Entries taken from a collection
--- START ---

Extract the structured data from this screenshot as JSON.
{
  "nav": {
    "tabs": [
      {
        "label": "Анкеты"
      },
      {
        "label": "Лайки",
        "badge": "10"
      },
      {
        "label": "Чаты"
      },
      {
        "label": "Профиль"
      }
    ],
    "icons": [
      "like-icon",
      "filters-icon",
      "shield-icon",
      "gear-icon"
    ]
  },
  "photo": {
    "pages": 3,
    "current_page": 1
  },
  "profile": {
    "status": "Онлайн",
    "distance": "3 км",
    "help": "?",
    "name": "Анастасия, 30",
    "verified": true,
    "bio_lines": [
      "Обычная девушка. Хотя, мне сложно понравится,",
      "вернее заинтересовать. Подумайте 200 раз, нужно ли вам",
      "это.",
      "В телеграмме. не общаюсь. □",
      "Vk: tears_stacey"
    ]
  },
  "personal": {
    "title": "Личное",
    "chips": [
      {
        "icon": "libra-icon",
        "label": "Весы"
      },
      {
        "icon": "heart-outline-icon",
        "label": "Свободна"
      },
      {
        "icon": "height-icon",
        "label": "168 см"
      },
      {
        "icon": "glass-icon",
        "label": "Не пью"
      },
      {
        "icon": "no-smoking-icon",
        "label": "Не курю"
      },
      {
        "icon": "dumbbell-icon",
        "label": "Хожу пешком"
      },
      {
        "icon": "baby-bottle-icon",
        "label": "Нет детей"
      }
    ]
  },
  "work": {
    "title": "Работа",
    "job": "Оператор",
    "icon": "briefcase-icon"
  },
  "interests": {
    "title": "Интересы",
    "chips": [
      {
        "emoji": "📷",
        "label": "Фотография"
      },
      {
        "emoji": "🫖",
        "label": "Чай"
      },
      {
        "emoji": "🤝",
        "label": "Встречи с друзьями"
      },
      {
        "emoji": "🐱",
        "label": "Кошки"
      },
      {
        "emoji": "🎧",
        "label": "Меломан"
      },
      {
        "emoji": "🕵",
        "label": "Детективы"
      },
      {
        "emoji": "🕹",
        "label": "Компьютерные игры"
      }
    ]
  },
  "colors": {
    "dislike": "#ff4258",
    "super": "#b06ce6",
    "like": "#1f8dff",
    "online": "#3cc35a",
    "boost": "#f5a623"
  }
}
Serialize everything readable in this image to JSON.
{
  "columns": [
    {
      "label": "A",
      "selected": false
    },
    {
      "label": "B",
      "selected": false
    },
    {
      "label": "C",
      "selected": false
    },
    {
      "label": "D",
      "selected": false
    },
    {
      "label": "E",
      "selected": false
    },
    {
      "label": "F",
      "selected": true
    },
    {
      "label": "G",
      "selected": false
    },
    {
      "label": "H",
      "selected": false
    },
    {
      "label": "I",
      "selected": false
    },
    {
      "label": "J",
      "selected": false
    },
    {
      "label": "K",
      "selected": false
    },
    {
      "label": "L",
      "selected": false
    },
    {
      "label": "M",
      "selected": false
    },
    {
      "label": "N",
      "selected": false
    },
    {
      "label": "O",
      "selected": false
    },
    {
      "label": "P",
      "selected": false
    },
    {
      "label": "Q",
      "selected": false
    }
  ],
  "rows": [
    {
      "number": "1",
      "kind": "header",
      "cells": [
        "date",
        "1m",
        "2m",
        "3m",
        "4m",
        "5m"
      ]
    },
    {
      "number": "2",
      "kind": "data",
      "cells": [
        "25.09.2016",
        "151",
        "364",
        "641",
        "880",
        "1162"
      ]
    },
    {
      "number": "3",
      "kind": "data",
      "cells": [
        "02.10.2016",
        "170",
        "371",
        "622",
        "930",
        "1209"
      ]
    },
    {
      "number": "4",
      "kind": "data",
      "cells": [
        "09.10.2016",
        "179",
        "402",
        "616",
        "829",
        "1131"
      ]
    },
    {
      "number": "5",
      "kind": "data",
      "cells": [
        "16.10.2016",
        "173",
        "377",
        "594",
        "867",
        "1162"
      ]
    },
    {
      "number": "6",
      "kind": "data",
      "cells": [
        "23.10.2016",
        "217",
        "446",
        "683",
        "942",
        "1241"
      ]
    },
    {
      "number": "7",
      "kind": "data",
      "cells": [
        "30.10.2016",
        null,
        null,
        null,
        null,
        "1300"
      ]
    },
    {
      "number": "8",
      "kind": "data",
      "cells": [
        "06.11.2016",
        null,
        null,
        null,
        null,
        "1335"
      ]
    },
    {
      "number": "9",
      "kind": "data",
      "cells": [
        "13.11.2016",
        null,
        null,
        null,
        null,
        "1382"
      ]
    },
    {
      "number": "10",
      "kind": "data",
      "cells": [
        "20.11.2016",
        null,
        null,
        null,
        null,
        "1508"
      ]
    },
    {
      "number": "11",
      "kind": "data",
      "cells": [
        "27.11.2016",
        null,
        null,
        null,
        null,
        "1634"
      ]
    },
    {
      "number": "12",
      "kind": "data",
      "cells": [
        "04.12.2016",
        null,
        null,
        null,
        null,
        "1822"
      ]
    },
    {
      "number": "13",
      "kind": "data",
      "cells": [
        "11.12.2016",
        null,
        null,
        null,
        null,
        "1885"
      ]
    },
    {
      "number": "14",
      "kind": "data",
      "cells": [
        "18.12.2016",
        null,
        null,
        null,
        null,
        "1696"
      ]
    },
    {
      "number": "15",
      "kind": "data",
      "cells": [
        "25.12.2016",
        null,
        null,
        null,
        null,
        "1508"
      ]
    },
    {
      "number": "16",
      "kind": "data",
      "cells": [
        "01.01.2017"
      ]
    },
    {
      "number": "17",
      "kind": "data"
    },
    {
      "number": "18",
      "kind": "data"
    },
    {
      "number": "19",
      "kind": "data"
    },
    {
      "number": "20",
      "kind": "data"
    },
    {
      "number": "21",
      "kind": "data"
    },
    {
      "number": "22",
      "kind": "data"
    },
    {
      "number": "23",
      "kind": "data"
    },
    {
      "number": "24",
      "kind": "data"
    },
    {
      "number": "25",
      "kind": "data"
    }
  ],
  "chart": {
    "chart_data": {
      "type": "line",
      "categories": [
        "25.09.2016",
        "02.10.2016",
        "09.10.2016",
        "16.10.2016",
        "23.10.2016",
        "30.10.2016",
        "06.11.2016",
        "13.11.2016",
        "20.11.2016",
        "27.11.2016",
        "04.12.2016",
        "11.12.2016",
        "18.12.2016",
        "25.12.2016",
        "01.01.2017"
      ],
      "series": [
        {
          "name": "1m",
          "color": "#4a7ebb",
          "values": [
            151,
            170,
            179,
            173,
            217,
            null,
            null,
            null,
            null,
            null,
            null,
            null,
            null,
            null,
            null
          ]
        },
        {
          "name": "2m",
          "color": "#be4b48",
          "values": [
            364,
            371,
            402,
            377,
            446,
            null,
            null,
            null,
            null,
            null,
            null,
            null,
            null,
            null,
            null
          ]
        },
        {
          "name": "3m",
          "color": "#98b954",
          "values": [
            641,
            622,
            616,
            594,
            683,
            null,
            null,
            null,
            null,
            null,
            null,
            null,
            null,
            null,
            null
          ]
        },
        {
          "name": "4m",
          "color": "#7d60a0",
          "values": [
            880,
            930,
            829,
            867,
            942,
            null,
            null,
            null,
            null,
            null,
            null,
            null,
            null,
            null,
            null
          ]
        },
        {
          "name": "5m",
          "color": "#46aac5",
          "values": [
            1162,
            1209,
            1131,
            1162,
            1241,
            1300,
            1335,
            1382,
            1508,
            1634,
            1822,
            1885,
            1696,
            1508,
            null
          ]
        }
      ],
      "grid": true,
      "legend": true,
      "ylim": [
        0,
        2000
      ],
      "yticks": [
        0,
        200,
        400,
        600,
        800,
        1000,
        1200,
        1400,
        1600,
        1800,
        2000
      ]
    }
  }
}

--- END ---

Description of the task – Say how many lines of the data include the word "title". Respond with the number alone.

Exercise output – 3